» Extract provided
========

In all the three attacks on foreigners, there were three assailants who came on a motorcycle – one driving, the other shooting to kill, and the third possibly a backup in case the first shots did not hit the target.
On the other hand, there were more than five or six, possibly seven to eight, men armed with sharp weapons attacking the bloggers and publishers.
At least some of them possibly had firearms, but only once was it used to perhaps ensure a safe getaway during the attack on Suddheswar publishing house’s office. And the bloggers, publishers, and policemen at Savar were all hit on their necks or back of their heads in the slash-and-kill attacks.
The Islamic State has now claimed responsibility for the murder of Tavella and Hoshi in their online magazine ‘Dabiq’, and also for bombing the Shia procession at Husseini Dalan. It has threatened more action in ‘Bengal’ (read Bangladesh).
They have not referred to owning up to the attack on Piero Parolari, though a monitoring group had earlier said the Islamic State had claimed responsibility for the attack on the Italian priest.
The ‘Dabiq’ has described those leading the terror attack on Paris or downing the Russian airliner in Egypt as ‘brave knights’ and described those attacking Tavella and Hoshi as ‘the soldiers of the Khilafah’.
Some close watchers of the Islamic State say this means those attacking Paris belonged to its core fighting units, while those in Bangladesh would be from a group of local associates, probably not even trained by the IS, but only authorised to represent the group in Bangladesh.
In fact, in the latest post in ‘Dabiq’, the Islamic State has claimed to have found a regional leader in Bangladesh who has pulled off the unity of all jihadist factions.
“The soldiers of the Khil?fah in Bengal pledged their allegiance to the Khal?fah Ibr?h?m (hafidhahull?h), unified their ranks, nominated a regional leader, gathered behind him, dissolved their former factions, performed the necessary military preparations, and hastened to answer the order from the Islamic State leadership, by targeting the crusaders and their allies wherever they may be found,” reads the article in ‘Dabiq’.

========

» Data excerpts
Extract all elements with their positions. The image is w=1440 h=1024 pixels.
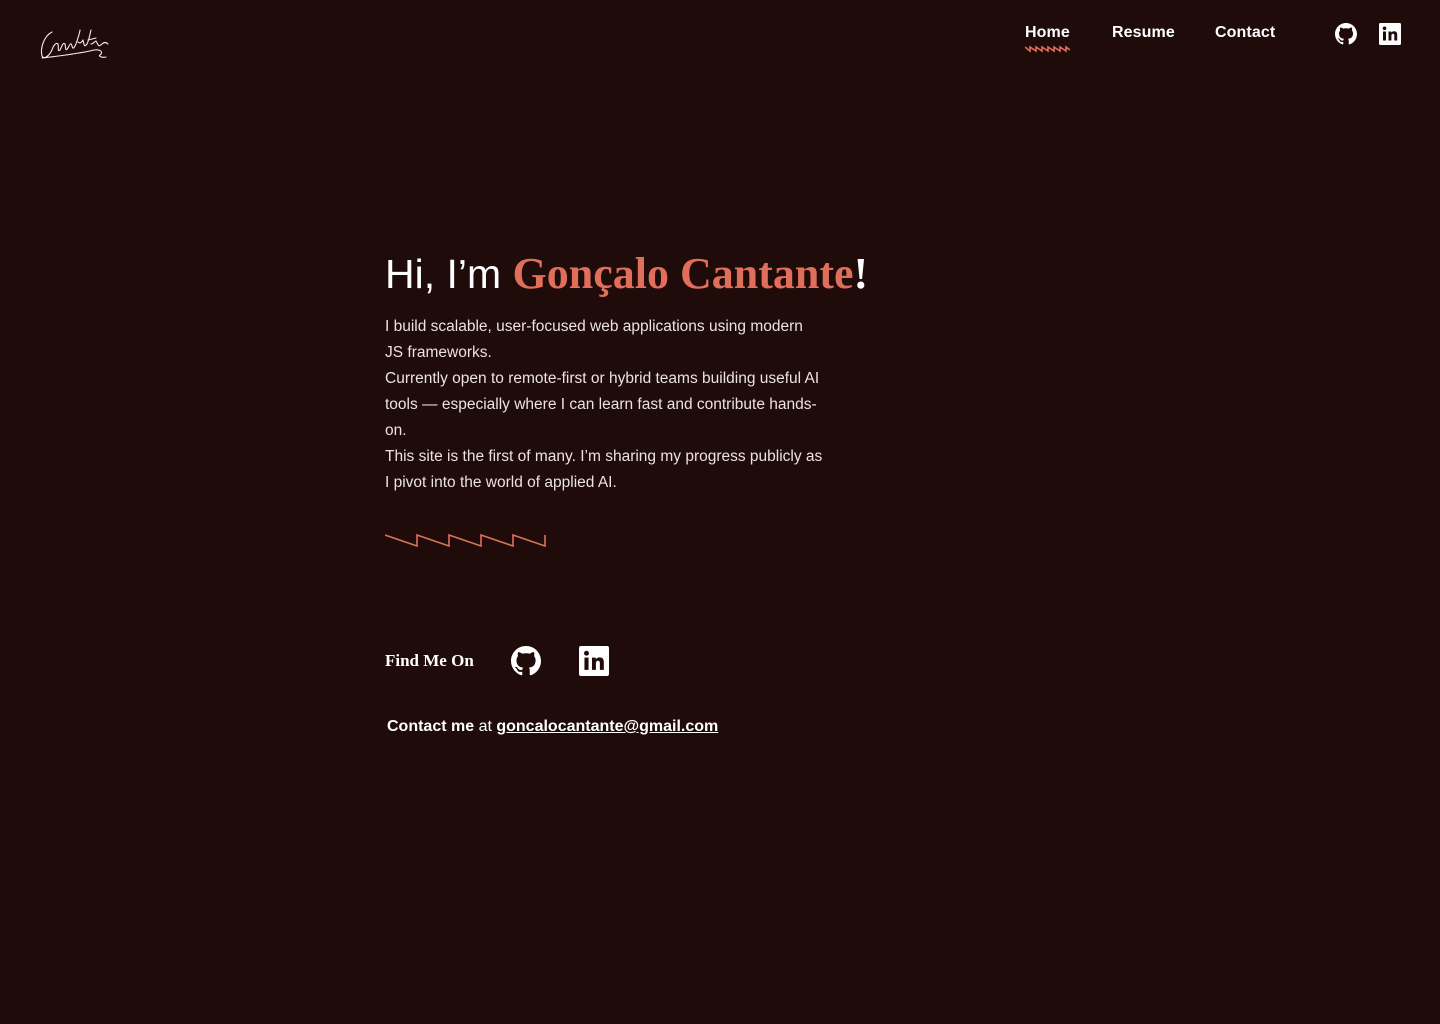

========

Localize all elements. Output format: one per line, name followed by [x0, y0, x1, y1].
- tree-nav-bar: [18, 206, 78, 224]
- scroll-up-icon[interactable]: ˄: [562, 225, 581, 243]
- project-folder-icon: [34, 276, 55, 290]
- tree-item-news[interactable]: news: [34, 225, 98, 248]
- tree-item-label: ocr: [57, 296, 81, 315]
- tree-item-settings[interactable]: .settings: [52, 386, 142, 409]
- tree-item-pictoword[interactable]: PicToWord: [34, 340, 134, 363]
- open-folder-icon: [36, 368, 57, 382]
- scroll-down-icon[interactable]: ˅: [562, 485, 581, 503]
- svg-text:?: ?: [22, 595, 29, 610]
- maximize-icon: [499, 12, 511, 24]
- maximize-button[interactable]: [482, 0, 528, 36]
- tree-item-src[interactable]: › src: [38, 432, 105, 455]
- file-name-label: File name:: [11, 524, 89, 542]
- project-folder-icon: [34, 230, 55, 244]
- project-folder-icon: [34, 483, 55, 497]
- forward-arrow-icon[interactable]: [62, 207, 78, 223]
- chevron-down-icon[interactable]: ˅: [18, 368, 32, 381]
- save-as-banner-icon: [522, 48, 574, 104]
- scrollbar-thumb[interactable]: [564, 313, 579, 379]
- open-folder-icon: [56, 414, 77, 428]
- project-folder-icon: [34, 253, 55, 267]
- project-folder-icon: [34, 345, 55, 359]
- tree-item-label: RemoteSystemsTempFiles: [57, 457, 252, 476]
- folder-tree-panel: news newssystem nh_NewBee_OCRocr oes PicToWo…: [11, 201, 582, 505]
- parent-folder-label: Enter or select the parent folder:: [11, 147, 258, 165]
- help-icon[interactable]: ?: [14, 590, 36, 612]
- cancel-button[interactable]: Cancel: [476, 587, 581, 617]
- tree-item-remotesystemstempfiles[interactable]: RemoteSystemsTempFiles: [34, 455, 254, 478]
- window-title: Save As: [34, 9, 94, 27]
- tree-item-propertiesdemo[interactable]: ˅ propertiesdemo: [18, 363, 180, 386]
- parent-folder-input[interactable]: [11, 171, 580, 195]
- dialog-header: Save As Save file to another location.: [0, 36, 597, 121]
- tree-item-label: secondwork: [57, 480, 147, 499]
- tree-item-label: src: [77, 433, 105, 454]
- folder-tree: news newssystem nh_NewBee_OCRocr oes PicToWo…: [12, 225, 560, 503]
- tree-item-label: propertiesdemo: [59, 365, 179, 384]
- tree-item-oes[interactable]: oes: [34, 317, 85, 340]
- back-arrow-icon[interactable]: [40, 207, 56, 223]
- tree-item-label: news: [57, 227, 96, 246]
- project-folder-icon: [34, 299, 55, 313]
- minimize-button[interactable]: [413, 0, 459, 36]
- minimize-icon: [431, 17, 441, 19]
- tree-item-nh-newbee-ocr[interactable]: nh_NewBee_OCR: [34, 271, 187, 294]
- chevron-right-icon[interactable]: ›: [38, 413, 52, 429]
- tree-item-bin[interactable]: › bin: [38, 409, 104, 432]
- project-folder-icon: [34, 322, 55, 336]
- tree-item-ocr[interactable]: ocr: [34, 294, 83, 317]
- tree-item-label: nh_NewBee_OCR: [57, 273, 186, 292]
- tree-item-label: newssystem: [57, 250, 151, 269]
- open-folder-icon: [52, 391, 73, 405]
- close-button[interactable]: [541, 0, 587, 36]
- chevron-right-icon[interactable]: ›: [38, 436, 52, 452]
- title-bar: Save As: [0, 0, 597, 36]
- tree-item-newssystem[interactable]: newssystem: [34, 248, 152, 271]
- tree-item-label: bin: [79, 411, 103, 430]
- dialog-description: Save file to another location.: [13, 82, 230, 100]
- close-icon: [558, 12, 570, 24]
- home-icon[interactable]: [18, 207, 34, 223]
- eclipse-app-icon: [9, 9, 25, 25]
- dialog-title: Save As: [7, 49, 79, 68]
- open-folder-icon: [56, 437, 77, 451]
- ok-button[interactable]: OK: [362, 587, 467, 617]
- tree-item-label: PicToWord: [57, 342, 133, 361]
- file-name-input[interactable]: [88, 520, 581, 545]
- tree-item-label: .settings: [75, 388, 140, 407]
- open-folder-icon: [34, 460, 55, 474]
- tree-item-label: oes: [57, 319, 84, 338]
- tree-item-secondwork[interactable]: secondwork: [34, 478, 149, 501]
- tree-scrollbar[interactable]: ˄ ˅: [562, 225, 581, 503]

========

» Required actions
1. In the article on the Bangladesh attacks, how many assailants came on a motorcycle in each of the attacks on foreigners?
2. Rewrite the part of the article on the Bangladesh attacks that opens with "In all the three" and closes with "the slash-and-kill attacks.", putting "scooter" in place of "motorcycle".

» Task-by-task outputs
1. Three.

2.
In all the three attacks on foreigners, there were three assailants who came on a scooter – one driving, the other shooting to kill, and the third possibly a backup in case the first shots did not hit the target.
On the other hand, there were more than five or six, possibly seven to eight, men armed with sharp weapons attacking the bloggers and publishers.
At least some of them possibly had firearms, but only once was it used to perhaps ensure a safe getaway during the attack on Suddheswar publishing house’s office. And the bloggers, publishers, and policemen at Savar were all hit on their necks or back of their heads in the slash-and-kill attacks.